CHALLENGE >> Collect from the data below each line with "プロジェクト".

* * * * * * *

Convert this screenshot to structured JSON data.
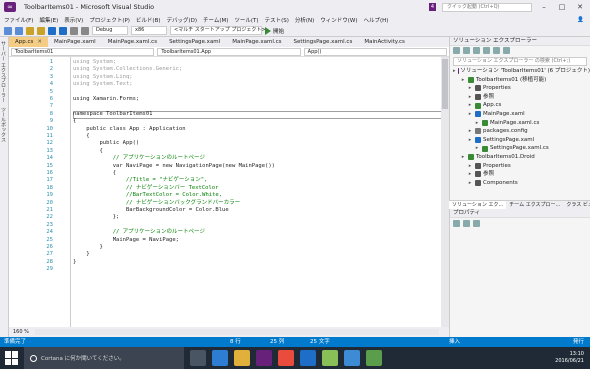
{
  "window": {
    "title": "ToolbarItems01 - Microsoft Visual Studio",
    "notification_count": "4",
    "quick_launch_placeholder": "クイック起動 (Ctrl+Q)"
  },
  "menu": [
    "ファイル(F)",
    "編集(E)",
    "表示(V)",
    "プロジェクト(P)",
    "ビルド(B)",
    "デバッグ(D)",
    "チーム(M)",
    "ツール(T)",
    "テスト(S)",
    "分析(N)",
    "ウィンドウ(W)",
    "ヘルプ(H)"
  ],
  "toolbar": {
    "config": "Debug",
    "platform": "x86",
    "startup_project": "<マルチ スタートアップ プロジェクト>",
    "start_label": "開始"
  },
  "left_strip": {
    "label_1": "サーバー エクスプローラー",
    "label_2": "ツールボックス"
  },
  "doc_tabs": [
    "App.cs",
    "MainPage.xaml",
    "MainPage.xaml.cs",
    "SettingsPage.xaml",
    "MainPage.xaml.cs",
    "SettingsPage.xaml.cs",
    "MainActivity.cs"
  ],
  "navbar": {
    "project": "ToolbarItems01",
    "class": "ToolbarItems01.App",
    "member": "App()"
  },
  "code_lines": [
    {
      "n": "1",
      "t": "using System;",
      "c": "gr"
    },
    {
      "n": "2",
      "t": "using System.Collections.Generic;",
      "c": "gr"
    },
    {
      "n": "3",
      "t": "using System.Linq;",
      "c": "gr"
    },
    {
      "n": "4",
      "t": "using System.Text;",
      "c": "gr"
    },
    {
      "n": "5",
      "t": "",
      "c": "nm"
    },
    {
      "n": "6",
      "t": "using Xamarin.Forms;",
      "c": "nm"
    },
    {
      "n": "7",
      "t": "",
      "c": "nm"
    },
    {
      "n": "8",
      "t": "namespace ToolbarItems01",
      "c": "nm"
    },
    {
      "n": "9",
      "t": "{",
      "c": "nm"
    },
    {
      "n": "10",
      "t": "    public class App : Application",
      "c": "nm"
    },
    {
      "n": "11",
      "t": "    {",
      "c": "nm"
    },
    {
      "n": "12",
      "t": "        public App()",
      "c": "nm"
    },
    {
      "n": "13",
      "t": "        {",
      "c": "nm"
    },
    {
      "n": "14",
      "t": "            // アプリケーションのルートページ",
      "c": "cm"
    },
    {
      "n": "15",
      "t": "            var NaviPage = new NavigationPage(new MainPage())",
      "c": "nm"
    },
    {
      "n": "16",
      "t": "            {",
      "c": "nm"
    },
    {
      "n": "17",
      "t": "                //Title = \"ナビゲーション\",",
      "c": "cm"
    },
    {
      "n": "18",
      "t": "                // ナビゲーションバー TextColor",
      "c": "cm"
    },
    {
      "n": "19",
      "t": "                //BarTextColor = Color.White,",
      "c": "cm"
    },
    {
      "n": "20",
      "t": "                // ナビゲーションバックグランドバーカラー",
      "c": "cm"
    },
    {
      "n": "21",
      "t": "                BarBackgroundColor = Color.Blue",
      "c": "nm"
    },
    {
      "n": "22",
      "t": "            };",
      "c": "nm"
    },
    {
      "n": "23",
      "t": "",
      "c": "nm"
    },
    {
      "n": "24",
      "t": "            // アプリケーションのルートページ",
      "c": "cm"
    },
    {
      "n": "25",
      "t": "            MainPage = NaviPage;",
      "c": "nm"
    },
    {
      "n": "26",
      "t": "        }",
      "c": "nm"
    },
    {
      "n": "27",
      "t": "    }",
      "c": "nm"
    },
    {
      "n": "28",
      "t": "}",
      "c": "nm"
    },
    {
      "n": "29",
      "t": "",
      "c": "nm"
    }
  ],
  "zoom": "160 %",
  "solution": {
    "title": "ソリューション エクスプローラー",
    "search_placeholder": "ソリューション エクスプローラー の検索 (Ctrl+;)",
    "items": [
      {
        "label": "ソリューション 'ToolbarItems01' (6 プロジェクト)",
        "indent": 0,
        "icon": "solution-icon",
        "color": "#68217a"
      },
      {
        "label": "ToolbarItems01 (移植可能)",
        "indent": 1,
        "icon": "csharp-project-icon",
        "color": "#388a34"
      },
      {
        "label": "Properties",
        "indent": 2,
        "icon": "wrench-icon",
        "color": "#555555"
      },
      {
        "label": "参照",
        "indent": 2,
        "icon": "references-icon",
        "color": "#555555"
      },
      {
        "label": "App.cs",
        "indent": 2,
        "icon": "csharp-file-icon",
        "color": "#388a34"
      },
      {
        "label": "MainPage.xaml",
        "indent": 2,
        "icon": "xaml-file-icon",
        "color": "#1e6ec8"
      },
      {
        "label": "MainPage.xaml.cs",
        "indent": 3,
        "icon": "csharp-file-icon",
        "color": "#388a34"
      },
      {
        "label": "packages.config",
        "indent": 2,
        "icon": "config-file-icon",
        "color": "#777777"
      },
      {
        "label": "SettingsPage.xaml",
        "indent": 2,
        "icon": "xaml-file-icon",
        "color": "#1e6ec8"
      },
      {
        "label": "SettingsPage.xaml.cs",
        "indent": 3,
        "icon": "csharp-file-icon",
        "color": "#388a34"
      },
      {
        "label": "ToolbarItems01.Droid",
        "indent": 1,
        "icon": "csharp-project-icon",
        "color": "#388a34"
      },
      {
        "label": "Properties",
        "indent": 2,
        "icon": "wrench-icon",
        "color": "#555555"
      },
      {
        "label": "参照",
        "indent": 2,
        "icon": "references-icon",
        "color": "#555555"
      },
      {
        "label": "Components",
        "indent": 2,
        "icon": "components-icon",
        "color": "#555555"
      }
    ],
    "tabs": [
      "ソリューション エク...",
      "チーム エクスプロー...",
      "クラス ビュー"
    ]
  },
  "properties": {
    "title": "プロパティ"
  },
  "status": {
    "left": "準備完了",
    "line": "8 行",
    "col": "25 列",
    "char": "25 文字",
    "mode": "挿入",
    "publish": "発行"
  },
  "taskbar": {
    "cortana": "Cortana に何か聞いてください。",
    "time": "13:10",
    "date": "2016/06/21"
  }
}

* * * * * * *

FULL OUTPUT >>
    "プロジェクト(P)",
    "startup_project": "<マルチ スタートアップ プロジェクト>",
        "label": "ソリューション 'ToolbarItems01' (6 プロジェクト)",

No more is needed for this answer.